Entries from a dataset:

---------------

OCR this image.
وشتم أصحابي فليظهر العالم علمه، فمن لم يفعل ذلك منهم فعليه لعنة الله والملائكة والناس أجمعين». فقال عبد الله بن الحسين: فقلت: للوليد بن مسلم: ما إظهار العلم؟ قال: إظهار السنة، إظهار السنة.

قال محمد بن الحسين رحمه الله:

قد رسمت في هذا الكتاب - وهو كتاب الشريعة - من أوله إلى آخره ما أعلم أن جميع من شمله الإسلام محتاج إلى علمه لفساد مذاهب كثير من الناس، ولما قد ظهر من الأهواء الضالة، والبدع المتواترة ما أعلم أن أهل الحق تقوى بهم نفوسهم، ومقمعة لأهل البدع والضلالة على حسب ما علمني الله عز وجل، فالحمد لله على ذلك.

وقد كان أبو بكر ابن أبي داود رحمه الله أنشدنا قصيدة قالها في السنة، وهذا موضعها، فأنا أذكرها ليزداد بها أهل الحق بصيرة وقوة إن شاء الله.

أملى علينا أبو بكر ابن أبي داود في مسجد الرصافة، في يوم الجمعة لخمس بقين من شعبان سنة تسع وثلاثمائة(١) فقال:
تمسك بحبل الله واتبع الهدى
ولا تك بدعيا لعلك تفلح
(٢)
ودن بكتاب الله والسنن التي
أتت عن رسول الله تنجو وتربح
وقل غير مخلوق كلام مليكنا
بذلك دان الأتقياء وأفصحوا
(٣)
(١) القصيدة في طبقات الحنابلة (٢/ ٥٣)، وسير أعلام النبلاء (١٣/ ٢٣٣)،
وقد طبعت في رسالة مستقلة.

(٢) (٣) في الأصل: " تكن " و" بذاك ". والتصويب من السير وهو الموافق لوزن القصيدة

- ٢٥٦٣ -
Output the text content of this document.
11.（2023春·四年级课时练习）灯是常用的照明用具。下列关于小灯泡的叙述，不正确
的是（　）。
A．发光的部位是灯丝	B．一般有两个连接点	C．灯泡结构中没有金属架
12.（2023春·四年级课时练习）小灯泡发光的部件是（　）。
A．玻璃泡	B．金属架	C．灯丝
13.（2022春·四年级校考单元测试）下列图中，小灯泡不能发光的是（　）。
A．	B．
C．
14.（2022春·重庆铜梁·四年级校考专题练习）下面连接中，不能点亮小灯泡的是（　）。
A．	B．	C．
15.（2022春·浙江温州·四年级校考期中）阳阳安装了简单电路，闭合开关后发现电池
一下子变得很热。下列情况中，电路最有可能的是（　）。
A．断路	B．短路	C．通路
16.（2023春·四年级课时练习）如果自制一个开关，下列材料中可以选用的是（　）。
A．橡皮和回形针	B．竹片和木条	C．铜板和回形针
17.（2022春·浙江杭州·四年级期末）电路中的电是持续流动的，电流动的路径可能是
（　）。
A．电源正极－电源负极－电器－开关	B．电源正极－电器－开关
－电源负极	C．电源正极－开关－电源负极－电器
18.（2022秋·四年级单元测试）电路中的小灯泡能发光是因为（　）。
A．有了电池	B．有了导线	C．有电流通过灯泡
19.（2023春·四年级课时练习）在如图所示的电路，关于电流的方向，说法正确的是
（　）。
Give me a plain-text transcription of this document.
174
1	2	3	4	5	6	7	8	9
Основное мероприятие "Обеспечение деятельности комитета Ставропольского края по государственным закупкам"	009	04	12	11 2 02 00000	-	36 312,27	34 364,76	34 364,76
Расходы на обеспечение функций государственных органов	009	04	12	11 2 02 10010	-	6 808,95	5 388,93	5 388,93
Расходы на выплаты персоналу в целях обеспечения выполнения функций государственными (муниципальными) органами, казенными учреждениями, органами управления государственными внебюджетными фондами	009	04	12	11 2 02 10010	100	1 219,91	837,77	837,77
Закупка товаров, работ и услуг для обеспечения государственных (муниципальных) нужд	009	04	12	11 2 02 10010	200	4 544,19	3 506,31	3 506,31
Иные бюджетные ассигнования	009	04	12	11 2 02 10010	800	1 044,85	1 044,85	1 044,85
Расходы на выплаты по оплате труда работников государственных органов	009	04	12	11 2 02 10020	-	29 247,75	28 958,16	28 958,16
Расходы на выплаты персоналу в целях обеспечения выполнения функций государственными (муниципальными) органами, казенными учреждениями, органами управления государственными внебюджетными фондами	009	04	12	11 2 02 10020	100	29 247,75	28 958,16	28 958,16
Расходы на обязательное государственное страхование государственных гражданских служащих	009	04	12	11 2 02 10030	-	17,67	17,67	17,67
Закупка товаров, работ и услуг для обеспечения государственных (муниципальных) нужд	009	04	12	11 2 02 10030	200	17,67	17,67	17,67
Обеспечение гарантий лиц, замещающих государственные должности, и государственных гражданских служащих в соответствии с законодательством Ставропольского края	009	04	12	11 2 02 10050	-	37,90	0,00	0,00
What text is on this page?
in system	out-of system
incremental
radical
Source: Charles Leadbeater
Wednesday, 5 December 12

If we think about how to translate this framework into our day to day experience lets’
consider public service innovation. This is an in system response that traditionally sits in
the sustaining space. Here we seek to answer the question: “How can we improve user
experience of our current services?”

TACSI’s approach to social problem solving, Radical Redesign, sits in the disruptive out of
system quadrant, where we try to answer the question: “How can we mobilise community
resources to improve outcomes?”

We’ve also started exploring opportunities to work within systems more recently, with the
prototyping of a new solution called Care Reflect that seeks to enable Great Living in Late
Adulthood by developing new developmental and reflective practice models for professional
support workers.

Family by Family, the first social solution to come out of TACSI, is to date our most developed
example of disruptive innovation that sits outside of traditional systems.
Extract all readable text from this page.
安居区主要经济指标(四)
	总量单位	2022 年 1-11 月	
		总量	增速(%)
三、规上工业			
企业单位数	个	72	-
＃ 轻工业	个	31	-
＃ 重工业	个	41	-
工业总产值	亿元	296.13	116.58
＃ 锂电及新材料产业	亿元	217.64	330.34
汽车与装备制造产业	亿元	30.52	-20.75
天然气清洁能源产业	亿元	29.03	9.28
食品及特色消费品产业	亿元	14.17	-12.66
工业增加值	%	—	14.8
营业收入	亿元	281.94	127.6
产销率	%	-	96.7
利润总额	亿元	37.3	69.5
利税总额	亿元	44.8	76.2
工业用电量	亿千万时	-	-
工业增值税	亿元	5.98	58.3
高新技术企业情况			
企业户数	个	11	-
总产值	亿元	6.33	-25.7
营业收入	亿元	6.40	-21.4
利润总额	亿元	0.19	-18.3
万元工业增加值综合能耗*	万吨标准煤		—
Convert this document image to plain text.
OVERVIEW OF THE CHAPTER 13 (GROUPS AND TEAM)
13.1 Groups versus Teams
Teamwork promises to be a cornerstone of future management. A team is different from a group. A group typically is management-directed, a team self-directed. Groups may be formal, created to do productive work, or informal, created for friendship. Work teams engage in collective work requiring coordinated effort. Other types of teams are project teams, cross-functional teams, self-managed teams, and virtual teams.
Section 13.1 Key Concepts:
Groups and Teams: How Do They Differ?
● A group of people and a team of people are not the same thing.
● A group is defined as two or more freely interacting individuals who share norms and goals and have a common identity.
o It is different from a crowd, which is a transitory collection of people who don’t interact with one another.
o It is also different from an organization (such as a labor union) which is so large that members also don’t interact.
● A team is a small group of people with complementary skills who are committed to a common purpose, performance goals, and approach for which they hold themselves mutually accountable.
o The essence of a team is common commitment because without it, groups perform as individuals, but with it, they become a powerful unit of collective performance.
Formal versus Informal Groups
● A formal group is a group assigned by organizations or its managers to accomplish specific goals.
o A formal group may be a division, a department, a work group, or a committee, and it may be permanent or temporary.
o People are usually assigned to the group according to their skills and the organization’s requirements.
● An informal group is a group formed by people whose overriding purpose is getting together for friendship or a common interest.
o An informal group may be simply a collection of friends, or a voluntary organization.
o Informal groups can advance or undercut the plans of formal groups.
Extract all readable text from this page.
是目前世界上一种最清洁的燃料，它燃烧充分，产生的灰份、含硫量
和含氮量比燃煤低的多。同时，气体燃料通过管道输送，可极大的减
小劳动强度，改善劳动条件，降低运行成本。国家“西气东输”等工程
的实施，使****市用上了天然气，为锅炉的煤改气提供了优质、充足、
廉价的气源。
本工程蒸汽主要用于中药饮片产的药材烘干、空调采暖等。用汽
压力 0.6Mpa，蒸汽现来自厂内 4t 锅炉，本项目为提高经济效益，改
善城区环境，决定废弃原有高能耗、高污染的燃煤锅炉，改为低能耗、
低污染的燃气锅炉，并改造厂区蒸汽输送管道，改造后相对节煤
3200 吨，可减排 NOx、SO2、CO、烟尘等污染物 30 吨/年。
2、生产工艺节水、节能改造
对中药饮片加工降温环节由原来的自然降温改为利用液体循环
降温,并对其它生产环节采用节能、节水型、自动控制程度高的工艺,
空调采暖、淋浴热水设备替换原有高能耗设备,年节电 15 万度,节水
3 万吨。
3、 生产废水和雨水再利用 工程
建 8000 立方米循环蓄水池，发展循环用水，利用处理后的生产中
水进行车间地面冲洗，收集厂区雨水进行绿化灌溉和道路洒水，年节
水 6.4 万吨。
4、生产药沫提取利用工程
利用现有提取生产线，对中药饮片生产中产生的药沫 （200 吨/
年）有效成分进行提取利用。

---------------

Look through the entries and find each line that has the string "电源正极". Copy those lines.

A．电源正极－电源负极－电器－开关	B．电源正极－电器－开关
－电源负极	C．电源正极－开关－电源负极－电器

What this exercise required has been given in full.